Exercise passage
______________________________

What we do know is that her gender certainly impacted how she was treated, both in terms of her alleged madness – part of the ongoing belief that women are hysterical if they react emotionally to trauma – and in terms of how easy it was for her father to remove her from power due to concerns over her mental health, especially when we look at contemporary male rulers whose erratic behaviour continued unchecked. Who would Joanna have been without the burden of an unfaithful, unkind husband and a usurping father? Again, we can guess, but we can never know for sure.
Stories from history offer roadmaps for the present
But what about historical madness in non-royals? For obvious reasons, it wasn’t as well documented as that among royalty, but there are some cases that transcend the rest. One case that has always been important to me – and many other misfit Catholic school girls – is that Joan of Arc, who believed she heard divine voices. It was these saints who directed her towards the heir to the French throne, who was prevented from being crowned by the Hundred Years’ War, and then sent her into battle against the English. But although these voices led to a victory for France, they also continued to Joan’s downfall at the hands of her powerful enemies. She was convicted of heresy and burned at the stake on 30 May 1431.
I’m not here to relitigate Joan’s trial or examine her centuries-long road to sainthood, both of which have been written about by much smarter people than me. But I do want to pick at some of the ways her story is seen, by both the faithful, who want to believe that her visions were of divine origin, and the unbeliever, who love to make snide comments about how hearing voices is a clear symptom of mental illness. Is there room to say that it could be both? Can Joan be a heroine who, perhaps, also experienced hallucinations? I am trying to move towards a place where mental illness doesn’t fundamentally change her story to the point of delegitimising her successes or struggles. Can we accept that someone with mental illness might also be a competent hero?
Even positive portrayals of mental illness often fetishise it in an uncomfortable way, presenting us as geniuses, savants, or possessors of a magical wisdom
It’s that competence I get stuck on over and over. People with mental illnesses are competent, and we demonstrate it over and over, yet it’s presumed that we’re not. Even positive portrayals of mental illness often fetishise it in an uncomfortable way, presenting us as geniuses, savants, or possessors of a magical wisdom. Or else mental illness is used as a metaphor, with evil, cruelty and ridiculousness being labelled as “insane” or “crazy”. But we are not metaphors, and we are not all visionaries or poets. Most of us are just normal people who can achieve normal life goals with the right support.

______________________________

Dataset entries
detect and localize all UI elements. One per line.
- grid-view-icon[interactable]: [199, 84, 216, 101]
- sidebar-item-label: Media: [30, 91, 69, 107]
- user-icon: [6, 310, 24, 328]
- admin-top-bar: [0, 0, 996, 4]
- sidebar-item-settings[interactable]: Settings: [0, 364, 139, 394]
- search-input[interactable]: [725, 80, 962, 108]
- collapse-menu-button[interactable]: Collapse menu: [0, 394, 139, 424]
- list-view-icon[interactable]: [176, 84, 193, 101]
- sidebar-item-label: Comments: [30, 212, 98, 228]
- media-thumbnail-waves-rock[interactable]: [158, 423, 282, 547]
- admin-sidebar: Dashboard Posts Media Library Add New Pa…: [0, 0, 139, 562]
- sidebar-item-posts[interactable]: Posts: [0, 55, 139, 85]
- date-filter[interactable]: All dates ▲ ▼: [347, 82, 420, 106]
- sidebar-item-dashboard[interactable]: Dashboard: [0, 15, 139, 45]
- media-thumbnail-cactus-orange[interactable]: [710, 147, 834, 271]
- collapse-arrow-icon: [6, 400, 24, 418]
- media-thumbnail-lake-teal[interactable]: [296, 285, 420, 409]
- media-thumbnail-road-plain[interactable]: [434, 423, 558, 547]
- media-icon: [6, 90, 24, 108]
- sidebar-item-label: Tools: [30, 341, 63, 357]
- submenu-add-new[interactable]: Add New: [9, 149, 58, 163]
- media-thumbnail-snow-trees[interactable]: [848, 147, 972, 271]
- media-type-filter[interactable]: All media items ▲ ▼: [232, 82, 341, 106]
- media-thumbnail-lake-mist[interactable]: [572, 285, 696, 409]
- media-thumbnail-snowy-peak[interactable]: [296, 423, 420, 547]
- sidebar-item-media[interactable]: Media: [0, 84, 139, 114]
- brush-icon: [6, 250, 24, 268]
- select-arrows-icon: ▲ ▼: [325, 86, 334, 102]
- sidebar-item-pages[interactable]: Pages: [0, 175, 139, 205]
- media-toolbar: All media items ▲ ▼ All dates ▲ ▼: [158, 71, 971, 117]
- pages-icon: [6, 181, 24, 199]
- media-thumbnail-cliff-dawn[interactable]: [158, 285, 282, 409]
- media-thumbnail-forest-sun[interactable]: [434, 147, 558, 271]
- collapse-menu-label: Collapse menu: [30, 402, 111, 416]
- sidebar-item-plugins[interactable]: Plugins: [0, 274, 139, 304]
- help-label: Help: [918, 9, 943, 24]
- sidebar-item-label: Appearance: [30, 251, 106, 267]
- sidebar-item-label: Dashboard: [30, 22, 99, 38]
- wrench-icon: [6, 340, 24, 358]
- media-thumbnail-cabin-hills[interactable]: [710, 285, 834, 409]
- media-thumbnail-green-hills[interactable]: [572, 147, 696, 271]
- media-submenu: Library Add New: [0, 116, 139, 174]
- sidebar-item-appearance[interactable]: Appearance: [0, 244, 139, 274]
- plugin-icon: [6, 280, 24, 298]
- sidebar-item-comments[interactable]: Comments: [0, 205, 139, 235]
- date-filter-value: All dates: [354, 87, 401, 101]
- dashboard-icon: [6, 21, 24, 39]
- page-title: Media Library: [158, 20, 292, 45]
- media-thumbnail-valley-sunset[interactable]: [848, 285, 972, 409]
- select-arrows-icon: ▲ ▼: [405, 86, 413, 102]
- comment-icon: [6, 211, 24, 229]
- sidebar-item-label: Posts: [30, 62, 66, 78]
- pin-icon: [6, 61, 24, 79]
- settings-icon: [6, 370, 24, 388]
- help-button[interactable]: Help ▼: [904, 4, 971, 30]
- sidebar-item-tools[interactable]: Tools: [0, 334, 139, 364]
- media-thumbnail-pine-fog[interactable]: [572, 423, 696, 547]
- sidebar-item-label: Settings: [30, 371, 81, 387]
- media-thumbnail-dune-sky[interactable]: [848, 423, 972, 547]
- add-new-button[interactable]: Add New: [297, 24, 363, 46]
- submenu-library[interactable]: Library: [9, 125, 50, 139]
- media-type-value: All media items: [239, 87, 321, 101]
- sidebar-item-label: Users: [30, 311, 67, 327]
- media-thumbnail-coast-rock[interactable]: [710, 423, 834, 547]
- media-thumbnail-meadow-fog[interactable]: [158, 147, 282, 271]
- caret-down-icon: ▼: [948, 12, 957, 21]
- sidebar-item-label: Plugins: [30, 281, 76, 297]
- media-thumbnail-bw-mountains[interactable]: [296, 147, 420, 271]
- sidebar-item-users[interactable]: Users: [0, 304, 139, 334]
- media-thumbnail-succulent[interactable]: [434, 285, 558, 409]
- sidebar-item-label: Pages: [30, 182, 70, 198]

______________________________

Brief
For each statement below, say yes or no to whether it agrees with the passage on madness in history, and quote the words of the passage that decide it. (a) Joan of Arc was burned at the stake on 30 May 1431. (b) The writer sets out to relitigate Joan's trial. (c) The writer says people with mental illness are all visionaries or poets.

Reply to the task
(a) Yes: "She was convicted of heresy and burned at the stake on 30 May 1431."
(b) No: "I’m not here to relitigate Joan’s trial or examine her centuries-long road to sainthood"
(c) No: "But we are not metaphors, and we are not all visionaries or poets."